¿A qué me invita los brazos abiertos de María?

La alegría de la Pascua me permite evocar un momento muy relevante en el relato de la Pasión: «Y al pie de la cruz estaba su Madre». Jesús y María compartiendo unidos el sufrimiento. Jesús, en la cruz; María, a los pies de la misma, clavada su alma en cruz de dolor.
Impresiona contemplar la figura de María, en oración, con el corazón roto, al pie del madero santo. La Madre, la que modeló el corazón del Hijo, al que tantas veces debió advertir que se mantuviera fuerte ante las adversidades de la vida, allí estaba con sus brazos abiertos para tomar el cuerpo inerte de su Hijo muerto, desprendido de la cruz.
Los brazos de María, esos brazos que abrazaron al Niño Dios en Belén para dar vida a la vida, toman con el mismo amor en el Gólgota el cuerpo desangrado del salvador del mundo muerto por salvar a la humanidad del pecado.
En ambos casos, los brazos abiertos de la Virgen me invitan a tomar conciencia de mi condición de hijo suyo e hijo de Dios. Y me invitan a abrir mis propios brazos para abrazar y acoger al que sufre, al que nadie atiende, al que va cargado de penas, dolores y tribulaciones, al que necesita consuelo, al que es invisible a los ojos de muchos. Brazos para abrazar al prójimo para que se sienta a protegido, con un abrazo de ternura, de esos que te hacen sentir sostenido cuando los días se convierten en un camino empinado. Brazos que abracen para experimentar y transmitir el perdón. Brazos para cargar la cruz de aquellos que no pueden sobrellevarla.
Mis brazos, como los de María, pueden ser brazos amorosos que transmiten calor y esperanza, compromiso y fidelidad. El amor acompaña siempre los brazos abiertos. Cuando uno cierras los brazos al amor, se queda tan solo abrazándose a si mismo.

 

orar con el corazon abierto.jpg

¡Quisiera, María, tener unos brazos como los tuyos abiertos al prójimo, abiertos a acoger a Cristo con amor y con ternura! ¡María, Madre de la misericordia, ayúdame a abrir mis brazos tantas veces cerrados por el egoísmo y la falta de caridad hacia el hermano! ¡Ayúdame a abrir mis brazos como lo hiciste Tu, María, para acariciar al que sufre, para animar al que está triste, para sostener al que cae, para arropar al que duda, para reconfortar en las luchas cotidianas, para llenar de amor al que está solo! ¡Ayúdame, María, a abrir mis brazos al prójimo para que sean como los tuyos una prolongación del amor de Dios en la tierra! ¡Ayúdame, María, a alzar los brazos hacia Jesús, a través de tu corazón maternal! ¡Tómame, María, en tus brazos y hazme entender la grandeza de tu amor y el infinito amor de Jesús que sufrió por mi tantos tormentos y humillaciones hasta la muerte en Cruz! ¡Y dame, María, la fuerza para sobrellevar con paciencia y serenidad todos los dolores y sufrimientos y no permitas que me acomode en el pecado! ¡Que seas Tu, María, la luz de la esperanza encendida en mi corazón abierto!

Jaculatoria a la Virgen en el mes de mayo: ¡Dame tus fuerzas, María, para que pueda encontrar el camino que en Tu vida Dios nos quiso señalar!

PREGUNTAS:
1. Indica, por favor, si cada afirmación concuerda con la reflexión sobre los brazos de María, respondiendo sí o no y citando literalmente las palabras que lo deciden: (a) María estaba al pie de la cruz. (b) Los brazos de María abrazaron al Niño Dios en Nazaret. (c) Quien cierra los brazos al amor se queda abrazándose a sí mismo.
2. Según la reflexión sobre los brazos de María, ¿en qué lugar toman esos brazos el cuerpo desangrado del salvador del mundo?
Los datos no tienen relación con la reflexión sobre los brazos de María.

DATOS PROPORCIONADOS:
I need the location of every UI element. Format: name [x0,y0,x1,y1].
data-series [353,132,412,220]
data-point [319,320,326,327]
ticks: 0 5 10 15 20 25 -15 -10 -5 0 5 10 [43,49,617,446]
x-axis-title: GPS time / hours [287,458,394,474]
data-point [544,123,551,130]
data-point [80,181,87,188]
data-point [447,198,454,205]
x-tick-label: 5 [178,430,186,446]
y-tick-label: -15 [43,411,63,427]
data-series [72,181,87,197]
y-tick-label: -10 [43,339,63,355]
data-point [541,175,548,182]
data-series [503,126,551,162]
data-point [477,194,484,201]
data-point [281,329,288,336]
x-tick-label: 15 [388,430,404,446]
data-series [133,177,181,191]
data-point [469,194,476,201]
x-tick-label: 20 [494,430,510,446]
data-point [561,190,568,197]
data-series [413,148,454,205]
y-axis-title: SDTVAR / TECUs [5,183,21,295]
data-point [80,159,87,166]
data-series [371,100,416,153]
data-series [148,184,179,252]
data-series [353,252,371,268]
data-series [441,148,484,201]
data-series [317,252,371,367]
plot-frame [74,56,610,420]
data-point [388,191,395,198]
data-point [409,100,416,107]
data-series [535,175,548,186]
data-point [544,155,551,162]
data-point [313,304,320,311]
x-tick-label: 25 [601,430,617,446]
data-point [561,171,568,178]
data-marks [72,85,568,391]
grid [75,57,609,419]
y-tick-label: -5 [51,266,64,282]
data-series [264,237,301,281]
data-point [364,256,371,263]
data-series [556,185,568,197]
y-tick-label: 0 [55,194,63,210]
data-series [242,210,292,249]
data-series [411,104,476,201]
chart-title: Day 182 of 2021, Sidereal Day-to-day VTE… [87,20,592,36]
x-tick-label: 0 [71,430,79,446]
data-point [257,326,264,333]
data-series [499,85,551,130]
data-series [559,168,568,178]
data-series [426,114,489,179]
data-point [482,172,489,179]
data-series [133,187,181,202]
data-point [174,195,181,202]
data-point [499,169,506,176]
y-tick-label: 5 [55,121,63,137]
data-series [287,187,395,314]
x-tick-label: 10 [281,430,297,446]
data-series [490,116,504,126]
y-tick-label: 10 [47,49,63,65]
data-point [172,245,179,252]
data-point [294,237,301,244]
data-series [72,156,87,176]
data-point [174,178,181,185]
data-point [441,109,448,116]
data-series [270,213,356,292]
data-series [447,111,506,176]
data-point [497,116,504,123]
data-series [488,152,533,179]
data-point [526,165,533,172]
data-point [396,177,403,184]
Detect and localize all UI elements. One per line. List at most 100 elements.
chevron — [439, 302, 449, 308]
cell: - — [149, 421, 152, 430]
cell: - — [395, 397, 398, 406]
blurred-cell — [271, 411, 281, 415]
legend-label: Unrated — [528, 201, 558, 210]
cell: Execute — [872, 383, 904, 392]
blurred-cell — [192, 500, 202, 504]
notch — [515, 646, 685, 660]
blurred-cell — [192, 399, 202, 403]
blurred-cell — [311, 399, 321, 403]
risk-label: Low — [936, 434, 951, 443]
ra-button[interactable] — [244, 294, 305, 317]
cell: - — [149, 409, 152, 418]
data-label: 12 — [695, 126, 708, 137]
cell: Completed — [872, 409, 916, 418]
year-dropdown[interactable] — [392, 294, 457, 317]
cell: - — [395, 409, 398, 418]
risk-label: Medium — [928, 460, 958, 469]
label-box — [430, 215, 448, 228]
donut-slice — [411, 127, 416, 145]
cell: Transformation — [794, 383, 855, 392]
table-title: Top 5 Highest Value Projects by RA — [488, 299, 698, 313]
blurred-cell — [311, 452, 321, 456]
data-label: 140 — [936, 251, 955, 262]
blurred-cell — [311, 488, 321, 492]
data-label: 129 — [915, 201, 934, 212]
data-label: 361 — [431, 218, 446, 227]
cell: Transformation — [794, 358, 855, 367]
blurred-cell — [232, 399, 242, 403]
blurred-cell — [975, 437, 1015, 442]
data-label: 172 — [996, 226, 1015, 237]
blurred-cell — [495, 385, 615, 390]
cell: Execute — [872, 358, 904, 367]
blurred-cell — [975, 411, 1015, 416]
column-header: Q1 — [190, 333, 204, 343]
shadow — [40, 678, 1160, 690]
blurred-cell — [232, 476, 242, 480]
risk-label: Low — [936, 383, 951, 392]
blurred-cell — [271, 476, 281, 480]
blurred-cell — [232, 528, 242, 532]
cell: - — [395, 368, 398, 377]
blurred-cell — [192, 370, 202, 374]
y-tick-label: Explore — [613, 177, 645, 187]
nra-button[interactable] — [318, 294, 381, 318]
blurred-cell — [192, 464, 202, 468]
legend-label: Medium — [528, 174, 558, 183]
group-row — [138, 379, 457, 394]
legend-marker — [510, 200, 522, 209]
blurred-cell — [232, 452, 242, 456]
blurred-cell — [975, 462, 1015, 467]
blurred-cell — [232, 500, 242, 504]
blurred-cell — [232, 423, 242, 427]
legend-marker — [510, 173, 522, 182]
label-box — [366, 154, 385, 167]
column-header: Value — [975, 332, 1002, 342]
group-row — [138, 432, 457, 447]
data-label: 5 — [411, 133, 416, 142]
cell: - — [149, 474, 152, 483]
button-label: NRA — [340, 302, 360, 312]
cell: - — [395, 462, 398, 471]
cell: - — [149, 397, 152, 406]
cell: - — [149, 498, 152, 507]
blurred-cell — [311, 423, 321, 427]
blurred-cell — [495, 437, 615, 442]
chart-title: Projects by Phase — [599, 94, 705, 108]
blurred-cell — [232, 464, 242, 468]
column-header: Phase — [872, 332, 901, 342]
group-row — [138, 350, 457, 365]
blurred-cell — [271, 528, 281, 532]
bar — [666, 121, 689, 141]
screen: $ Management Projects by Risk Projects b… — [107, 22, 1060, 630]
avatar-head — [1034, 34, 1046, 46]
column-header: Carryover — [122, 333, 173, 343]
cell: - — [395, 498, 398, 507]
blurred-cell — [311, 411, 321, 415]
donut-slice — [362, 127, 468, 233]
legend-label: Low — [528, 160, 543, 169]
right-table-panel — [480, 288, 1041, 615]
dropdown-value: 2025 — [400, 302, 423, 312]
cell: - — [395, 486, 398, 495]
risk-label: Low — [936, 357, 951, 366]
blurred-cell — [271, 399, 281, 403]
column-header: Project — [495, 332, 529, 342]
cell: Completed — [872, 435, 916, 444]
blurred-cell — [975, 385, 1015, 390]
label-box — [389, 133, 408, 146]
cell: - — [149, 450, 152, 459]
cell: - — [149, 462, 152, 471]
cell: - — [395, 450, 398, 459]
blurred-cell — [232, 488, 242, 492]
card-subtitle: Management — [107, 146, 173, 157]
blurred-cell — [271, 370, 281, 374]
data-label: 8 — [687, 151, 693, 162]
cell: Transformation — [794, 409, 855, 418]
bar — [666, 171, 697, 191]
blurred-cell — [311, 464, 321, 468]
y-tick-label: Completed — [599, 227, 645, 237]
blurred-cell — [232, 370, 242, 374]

RESULTADOS:
1.
(a) Sí: «Y al pie de la cruz estaba su Madre».
(b) No: «esos brazos que abrazaron al Niño Dios en Belén».
(c) Sí: «se queda tan solo abrazándose a si mismo».

2. En el Gólgota.